- [Instructions for the task]: Read the lines below. Copy out any that hold the string "this".

- [Input material]:
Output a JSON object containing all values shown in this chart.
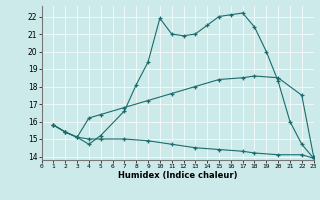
{
  "xlabel": "Humidex (Indice chaleur)",
  "bg_color": "#cceaea",
  "line_color": "#1a6b6b",
  "grid_color": "#ffffff",
  "xlim": [
    0,
    23
  ],
  "ylim": [
    13.8,
    22.6
  ],
  "xticks": [
    0,
    1,
    2,
    3,
    4,
    5,
    6,
    7,
    8,
    9,
    10,
    11,
    12,
    13,
    14,
    15,
    16,
    17,
    18,
    19,
    20,
    21,
    22,
    23
  ],
  "yticks": [
    14,
    15,
    16,
    17,
    18,
    19,
    20,
    21,
    22
  ],
  "line1_x": [
    1,
    2,
    3,
    4,
    5,
    7,
    8,
    9,
    10,
    11,
    12,
    13,
    14,
    15,
    16,
    17,
    18,
    19,
    20,
    21,
    22,
    23
  ],
  "line1_y": [
    15.8,
    15.4,
    15.1,
    14.7,
    15.2,
    16.6,
    18.1,
    19.4,
    21.9,
    21.0,
    20.9,
    21.0,
    21.5,
    22.0,
    22.1,
    22.2,
    21.4,
    20.0,
    18.3,
    16.0,
    14.7,
    13.9
  ],
  "line2_x": [
    1,
    2,
    3,
    4,
    5,
    7,
    9,
    11,
    13,
    15,
    17,
    18,
    20,
    22,
    23
  ],
  "line2_y": [
    15.8,
    15.4,
    15.1,
    16.2,
    16.4,
    16.8,
    17.2,
    17.6,
    18.0,
    18.4,
    18.5,
    18.6,
    18.5,
    17.5,
    14.0
  ],
  "line3_x": [
    1,
    2,
    3,
    4,
    5,
    7,
    9,
    11,
    13,
    15,
    17,
    18,
    20,
    22,
    23
  ],
  "line3_y": [
    15.8,
    15.4,
    15.1,
    15.0,
    15.0,
    15.0,
    14.9,
    14.7,
    14.5,
    14.4,
    14.3,
    14.2,
    14.1,
    14.1,
    13.9
  ]
}
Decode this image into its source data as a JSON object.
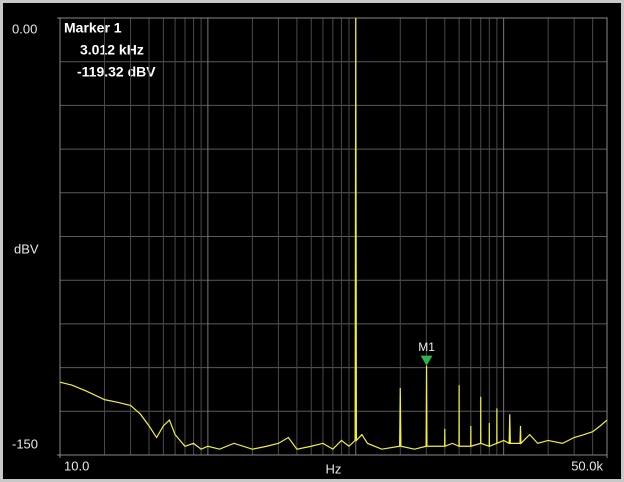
{
  "chart_data": {
    "type": "line",
    "y_label": "dBV",
    "x_label": "Hz",
    "log_x": true,
    "grid": true,
    "xlim": [
      10,
      50000
    ],
    "ylim": [
      -150,
      0
    ],
    "xticks": [
      {
        "value": 10,
        "label": "10.0"
      },
      {
        "value": 50000,
        "label": "50.0k"
      }
    ],
    "yticks": [
      {
        "value": 0,
        "label": "0.00"
      },
      -150
    ],
    "x": [
      10,
      12,
      15,
      20,
      25,
      30,
      35,
      40,
      45,
      50,
      55,
      60,
      70,
      80,
      90,
      100,
      120,
      150,
      200,
      250,
      300,
      350,
      400,
      500,
      600,
      700,
      800,
      900,
      990,
      1000,
      1010,
      1100,
      1200,
      1500,
      1980,
      2000,
      2020,
      2500,
      2990,
      3012,
      3030,
      3500,
      3990,
      4000,
      4010,
      4500,
      4990,
      5000,
      5010,
      5990,
      6000,
      6010,
      6990,
      7000,
      7010,
      7990,
      8000,
      8010,
      8990,
      9000,
      9010,
      10000,
      10900,
      11000,
      11100,
      12900,
      13000,
      13100,
      15000,
      17000,
      20000,
      25000,
      30000,
      35000,
      40000,
      45000,
      50000
    ],
    "series": [
      {
        "color": "#f2f03a",
        "values": [
          -125,
          -126,
          -128,
          -131,
          -132,
          -133,
          -136,
          -140,
          -144,
          -140,
          -138,
          -143,
          -147,
          -146,
          -148,
          -147,
          -148,
          -146,
          -148,
          -147,
          -146,
          -144,
          -148,
          -147,
          -146,
          -148,
          -145,
          -147,
          -145,
          0,
          -145,
          -143,
          -146,
          -148,
          -147,
          -127,
          -147,
          -148,
          -147,
          -119.32,
          -147,
          -147,
          -147,
          -141,
          -147,
          -146,
          -147,
          -126,
          -147,
          -147,
          -140,
          -147,
          -146,
          -130,
          -146,
          -147,
          -139,
          -147,
          -146,
          -134,
          -146,
          -145,
          -146,
          -136,
          -146,
          -146,
          -140,
          -146,
          -143,
          -146,
          -145,
          -146,
          -144,
          -143,
          -142,
          -140,
          -138
        ]
      }
    ],
    "marker": {
      "title": "Marker 1",
      "label": "M1",
      "x": 3012,
      "y": -119.32,
      "x_label": "3.012 kHz",
      "y_label": "-119.32 dBV",
      "color": "#2fb34a"
    }
  }
}
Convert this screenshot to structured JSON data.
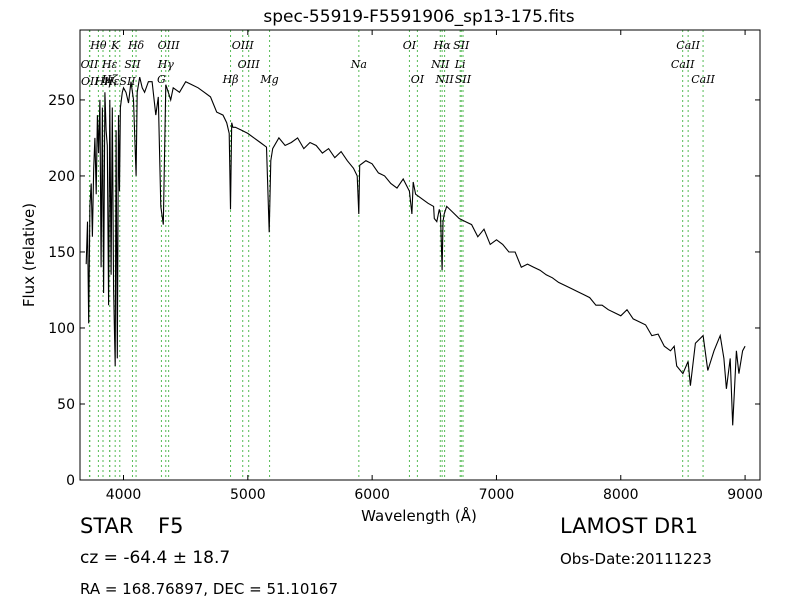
{
  "chart_data": {
    "type": "line",
    "title": "spec-55919-F5591906_sp13-175.fits",
    "xlabel": "Wavelength (Å)",
    "ylabel": "Flux (relative)",
    "xlim": [
      3650,
      9120
    ],
    "ylim": [
      0,
      296
    ],
    "xticks": [
      4000,
      5000,
      6000,
      7000,
      8000,
      9000
    ],
    "yticks": [
      0,
      50,
      100,
      150,
      200,
      250
    ],
    "grid": false,
    "line_color": "#000000",
    "marker_line_color": "#55bb55",
    "series": [
      {
        "x": [
          3700,
          3710,
          3720,
          3730,
          3740,
          3750,
          3760,
          3770,
          3780,
          3790,
          3800,
          3810,
          3820,
          3830,
          3840,
          3850,
          3860,
          3870,
          3880,
          3890,
          3900,
          3910,
          3920,
          3933,
          3940,
          3950,
          3960,
          3968,
          3975,
          3990,
          4000,
          4020,
          4040,
          4060,
          4080,
          4101,
          4110,
          4130,
          4150,
          4170,
          4200,
          4230,
          4260,
          4280,
          4300,
          4320,
          4340,
          4360,
          4380,
          4400,
          4450,
          4500,
          4550,
          4600,
          4650,
          4700,
          4750,
          4800,
          4830,
          4850,
          4861,
          4870,
          4880,
          4900,
          4950,
          5000,
          5050,
          5100,
          5150,
          5172,
          5185,
          5200,
          5250,
          5300,
          5350,
          5400,
          5450,
          5500,
          5550,
          5600,
          5650,
          5700,
          5750,
          5800,
          5850,
          5880,
          5893,
          5900,
          5950,
          6000,
          6050,
          6100,
          6150,
          6200,
          6250,
          6300,
          6320,
          6330,
          6350,
          6400,
          6450,
          6494,
          6500,
          6520,
          6540,
          6550,
          6563,
          6570,
          6580,
          6600,
          6650,
          6700,
          6750,
          6800,
          6850,
          6900,
          6950,
          7000,
          7050,
          7100,
          7150,
          7200,
          7250,
          7300,
          7350,
          7400,
          7450,
          7500,
          7550,
          7600,
          7650,
          7700,
          7750,
          7800,
          7850,
          7900,
          7950,
          8000,
          8050,
          8100,
          8150,
          8200,
          8250,
          8300,
          8350,
          8400,
          8430,
          8450,
          8500,
          8542,
          8560,
          8600,
          8662,
          8700,
          8750,
          8800,
          8830,
          8850,
          8880,
          8900,
          8930,
          8950,
          8980,
          9000
        ],
        "y": [
          142,
          170,
          103,
          180,
          195,
          160,
          205,
          225,
          188,
          240,
          215,
          250,
          140,
          245,
          123,
          255,
          230,
          220,
          115,
          250,
          135,
          245,
          125,
          75,
          230,
          80,
          240,
          190,
          245,
          255,
          258,
          255,
          248,
          262,
          250,
          200,
          255,
          265,
          258,
          255,
          262,
          262,
          240,
          252,
          180,
          168,
          260,
          255,
          250,
          258,
          255,
          262,
          260,
          258,
          255,
          252,
          242,
          240,
          235,
          228,
          178,
          235,
          232,
          232,
          230,
          228,
          225,
          222,
          219,
          163,
          210,
          218,
          225,
          220,
          222,
          225,
          218,
          222,
          220,
          215,
          218,
          212,
          216,
          210,
          205,
          200,
          175,
          207,
          210,
          208,
          202,
          200,
          195,
          192,
          198,
          190,
          175,
          196,
          188,
          185,
          182,
          180,
          172,
          170,
          178,
          175,
          138,
          170,
          175,
          180,
          176,
          172,
          170,
          168,
          160,
          165,
          155,
          158,
          155,
          150,
          150,
          140,
          142,
          140,
          138,
          135,
          133,
          130,
          128,
          126,
          124,
          122,
          120,
          115,
          115,
          112,
          110,
          108,
          112,
          106,
          104,
          102,
          95,
          96,
          88,
          85,
          88,
          75,
          70,
          78,
          62,
          90,
          95,
          72,
          85,
          95,
          80,
          60,
          80,
          36,
          85,
          70,
          85,
          88
        ]
      }
    ],
    "line_markers": [
      {
        "label": "Hθ",
        "x": 3798,
        "row": 0
      },
      {
        "label": "K",
        "x": 3933,
        "row": 0
      },
      {
        "label": "Hδ",
        "x": 4101,
        "row": 0
      },
      {
        "label": "OIII",
        "x": 4363,
        "row": 0
      },
      {
        "label": "OIII",
        "x": 4959,
        "row": 0
      },
      {
        "label": "OI",
        "x": 6300,
        "row": 0
      },
      {
        "label": "Hα",
        "x": 6563,
        "row": 0
      },
      {
        "label": "SII",
        "x": 6717,
        "row": 0
      },
      {
        "label": "CaII",
        "x": 8542,
        "row": 0
      },
      {
        "label": "OII",
        "x": 3726,
        "row": 1
      },
      {
        "label": "Hε",
        "x": 3889,
        "row": 1
      },
      {
        "label": "SII",
        "x": 4072,
        "row": 1
      },
      {
        "label": "Hγ",
        "x": 4340,
        "row": 1
      },
      {
        "label": "OIII",
        "x": 5007,
        "row": 1
      },
      {
        "label": "Na",
        "x": 5893,
        "row": 1
      },
      {
        "label": "NII",
        "x": 6548,
        "row": 1
      },
      {
        "label": "Li",
        "x": 6708,
        "row": 1
      },
      {
        "label": "CaII",
        "x": 8498,
        "row": 1
      },
      {
        "label": "OII",
        "x": 3729,
        "row": 2
      },
      {
        "label": "Hη",
        "x": 3835,
        "row": 2
      },
      {
        "label": "HεSII",
        "x": 3970,
        "row": 2
      },
      {
        "label": "Hζ",
        "x": 3889,
        "row": 3
      },
      {
        "label": "G",
        "x": 4305,
        "row": 3
      },
      {
        "label": "Hβ",
        "x": 4861,
        "row": 3
      },
      {
        "label": "Mg",
        "x": 5175,
        "row": 3
      },
      {
        "label": "OI",
        "x": 6364,
        "row": 3
      },
      {
        "label": "NII",
        "x": 6583,
        "row": 3
      },
      {
        "label": "SII",
        "x": 6731,
        "row": 3
      },
      {
        "label": "CaII",
        "x": 8662,
        "row": 3
      }
    ]
  },
  "info": {
    "object_type": "STAR",
    "subclass": "F5",
    "redshift": "cz = -64.4 ± 18.7",
    "coords": "RA = 168.76897, DEC = 51.10167",
    "survey": "LAMOST DR1",
    "obs_date": "Obs-Date:20111223"
  }
}
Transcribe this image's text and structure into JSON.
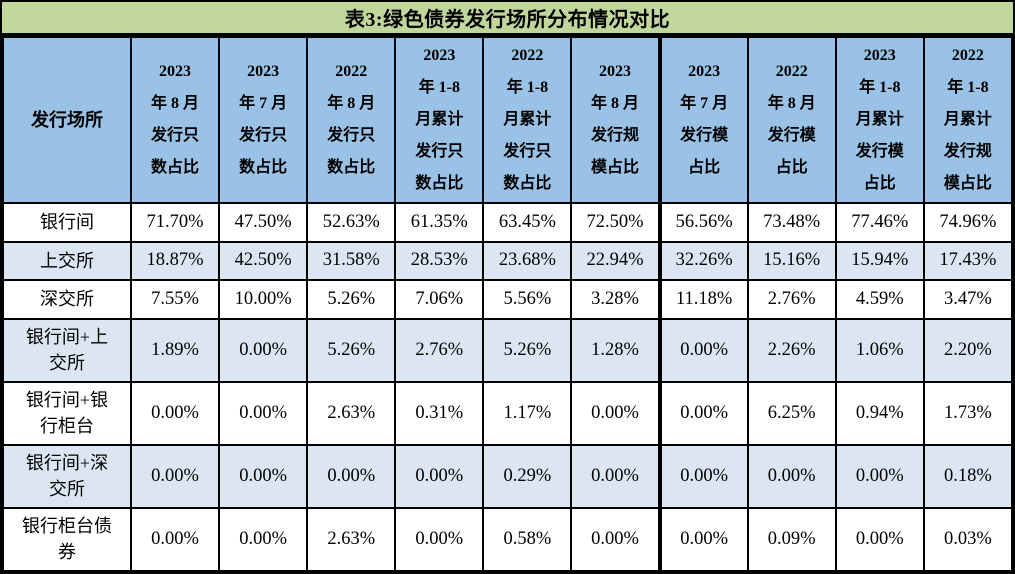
{
  "title": "表3:绿色债券发行场所分布情况对比",
  "colors": {
    "title_bg": "#c1d69b",
    "header_bg": "#9ac1e6",
    "row_stripe_bg": "#dce6f2",
    "row_bg": "#ffffff",
    "border": "#000000",
    "text": "#000000"
  },
  "table": {
    "columns_display": [
      "发行场所",
      "2023\n年 8 月\n发行只\n数占比",
      "2023\n年 7 月\n发行只\n数占比",
      "2022\n年 8 月\n发行只\n数占比",
      "2023\n年 1-8\n月累计\n发行只\n数占比",
      "2022\n年 1-8\n月累计\n发行只\n数占比",
      "2023\n年 8 月\n发行规\n模占比",
      "2023\n年 7 月\n发行模\n占比",
      "2022\n年 8 月\n发行模\n占比",
      "2023\n年 1-8\n月累计\n发行模\n占比",
      "2022\n年 1-8\n月累计\n发行规\n模占比"
    ],
    "labels_display": [
      "银行间",
      "上交所",
      "深交所",
      "银行间+上\n交所",
      "银行间+银\n行柜台",
      "银行间+深\n交所",
      "银行柜台债\n券"
    ]
  },
  "chart_data": {
    "type": "table",
    "title": "表3:绿色债券发行场所分布情况对比",
    "columns": [
      "发行场所",
      "2023年8月发行只数占比",
      "2023年7月发行只数占比",
      "2022年8月发行只数占比",
      "2023年1-8月累计发行只数占比",
      "2022年1-8月累计发行只数占比",
      "2023年8月发行规模占比",
      "2023年7月发行模占比",
      "2022年8月发行模占比",
      "2023年1-8月累计发行模占比",
      "2022年1-8月累计发行规模占比"
    ],
    "rows": [
      {
        "label": "银行间",
        "values": [
          "71.70%",
          "47.50%",
          "52.63%",
          "61.35%",
          "63.45%",
          "72.50%",
          "56.56%",
          "73.48%",
          "77.46%",
          "74.96%"
        ]
      },
      {
        "label": "上交所",
        "values": [
          "18.87%",
          "42.50%",
          "31.58%",
          "28.53%",
          "23.68%",
          "22.94%",
          "32.26%",
          "15.16%",
          "15.94%",
          "17.43%"
        ]
      },
      {
        "label": "深交所",
        "values": [
          "7.55%",
          "10.00%",
          "5.26%",
          "7.06%",
          "5.56%",
          "3.28%",
          "11.18%",
          "2.76%",
          "4.59%",
          "3.47%"
        ]
      },
      {
        "label": "银行间+上交所",
        "values": [
          "1.89%",
          "0.00%",
          "5.26%",
          "2.76%",
          "5.26%",
          "1.28%",
          "0.00%",
          "2.26%",
          "1.06%",
          "2.20%"
        ]
      },
      {
        "label": "银行间+银行柜台",
        "values": [
          "0.00%",
          "0.00%",
          "2.63%",
          "0.31%",
          "1.17%",
          "0.00%",
          "0.00%",
          "6.25%",
          "0.94%",
          "1.73%"
        ]
      },
      {
        "label": "银行间+深交所",
        "values": [
          "0.00%",
          "0.00%",
          "0.00%",
          "0.00%",
          "0.29%",
          "0.00%",
          "0.00%",
          "0.00%",
          "0.00%",
          "0.18%"
        ]
      },
      {
        "label": "银行柜台债券",
        "values": [
          "0.00%",
          "0.00%",
          "2.63%",
          "0.00%",
          "0.58%",
          "0.00%",
          "0.00%",
          "0.09%",
          "0.00%",
          "0.03%"
        ]
      }
    ]
  }
}
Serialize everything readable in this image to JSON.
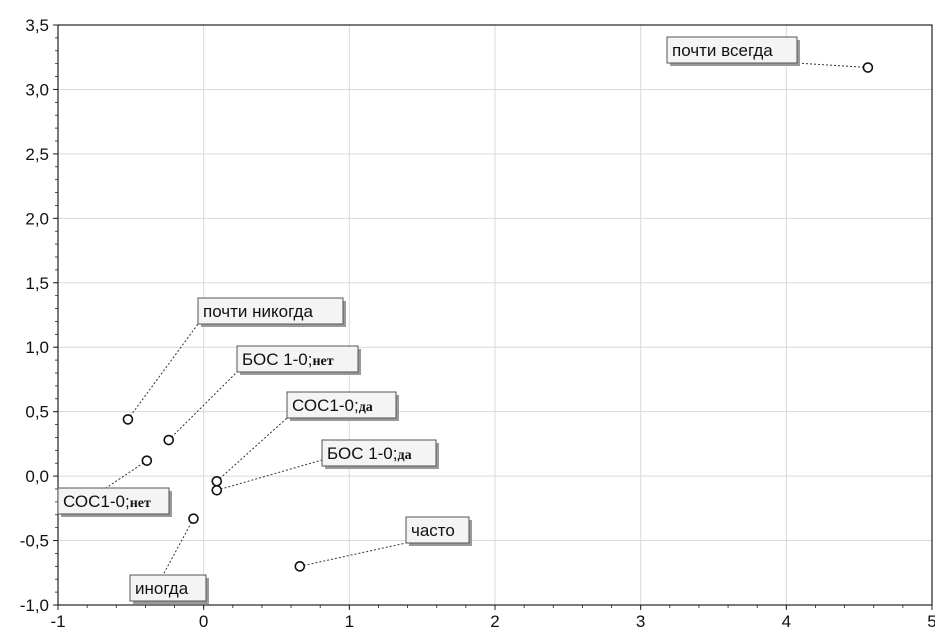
{
  "chart_data": {
    "type": "scatter",
    "title": "",
    "xlabel": "",
    "ylabel": "",
    "xlim": [
      -1,
      5
    ],
    "ylim": [
      -1,
      3.5
    ],
    "x_ticks": [
      "-1",
      "0",
      "1",
      "2",
      "3",
      "4",
      "5"
    ],
    "y_ticks": [
      "3,5",
      "3,0",
      "2,5",
      "2,0",
      "1,5",
      "1,0",
      "0,5",
      "0,0",
      "-0,5",
      "-1,0"
    ],
    "grid": true,
    "points": [
      {
        "x": 4.56,
        "y": 3.17,
        "label": "почти всегда"
      },
      {
        "x": -0.52,
        "y": 0.44,
        "label": "почти никогда"
      },
      {
        "x": -0.24,
        "y": 0.28,
        "label": "БОС 1-0;",
        "label_suffix": "нет"
      },
      {
        "x": 0.09,
        "y": -0.04,
        "label": "СОС1-0;",
        "label_suffix": "да"
      },
      {
        "x": 0.09,
        "y": -0.11,
        "label": "БОС 1-0;",
        "label_suffix": "да"
      },
      {
        "x": -0.39,
        "y": 0.12,
        "label": "СОС1-0;",
        "label_suffix": "нет"
      },
      {
        "x": -0.07,
        "y": -0.33,
        "label": "иногда"
      },
      {
        "x": 0.66,
        "y": -0.7,
        "label": "часто"
      }
    ]
  }
}
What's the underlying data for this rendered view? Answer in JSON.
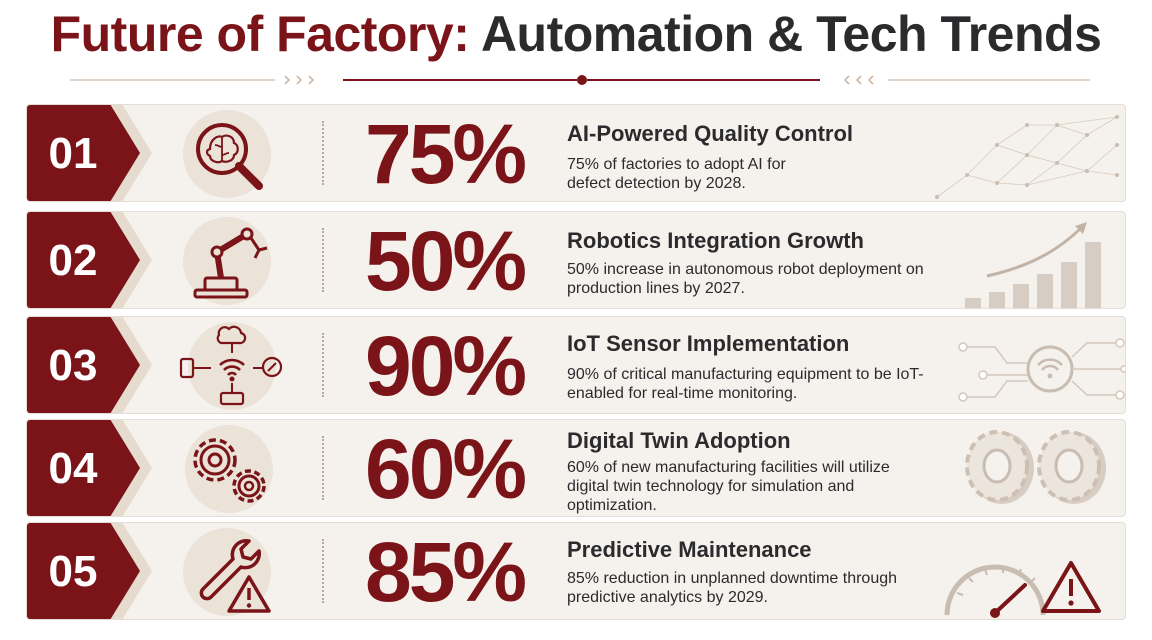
{
  "title": {
    "part1": "Future of Factory:",
    "part2": "Automation & Tech Trends"
  },
  "colors": {
    "accent": "#7a1418",
    "dark_text": "#2b2b2e",
    "row_bg": "#f5f2ee",
    "icon_circle": "#ebe2d8",
    "deco": "#c9bcb0"
  },
  "rows": [
    {
      "number": "01",
      "percent": "75%",
      "heading": "AI-Powered Quality Control",
      "description": "75% of factories to adopt AI for defect detection by 2028.",
      "icon": "brain-magnifier-icon",
      "decoration": "network-dots-decoration"
    },
    {
      "number": "02",
      "percent": "50%",
      "heading": "Robotics Integration Growth",
      "description": "50% increase in autonomous robot deployment on production lines by 2027.",
      "icon": "robot-arm-icon",
      "decoration": "growth-bar-chart-decoration"
    },
    {
      "number": "03",
      "percent": "90%",
      "heading": "IoT Sensor Implementation",
      "description": "90% of critical manufacturing equipment to be IoT-enabled for real-time monitoring.",
      "icon": "iot-wifi-icon",
      "decoration": "wifi-circuit-decoration"
    },
    {
      "number": "04",
      "percent": "60%",
      "heading": "Digital Twin Adoption",
      "description": "60% of new manufacturing facilities will utilize digital twin technology for simulation and optimization.",
      "icon": "gears-icon",
      "decoration": "3d-gears-decoration"
    },
    {
      "number": "05",
      "percent": "85%",
      "heading": "Predictive Maintenance",
      "description": "85% reduction in unplanned downtime through predictive analytics by 2029.",
      "icon": "wrench-warning-icon",
      "decoration": "gauge-warning-decoration"
    }
  ]
}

- [The reply]:
Output a JSON object containing all values shown in this chart.
Decode this image into its source data as a JSON object.
Convert this screenshot to structured JSON data.
Transcribe this image's text and structure into JSON.
Serialize everything readable in this image to JSON.
What's the underlying data for this rendered view? Answer in JSON.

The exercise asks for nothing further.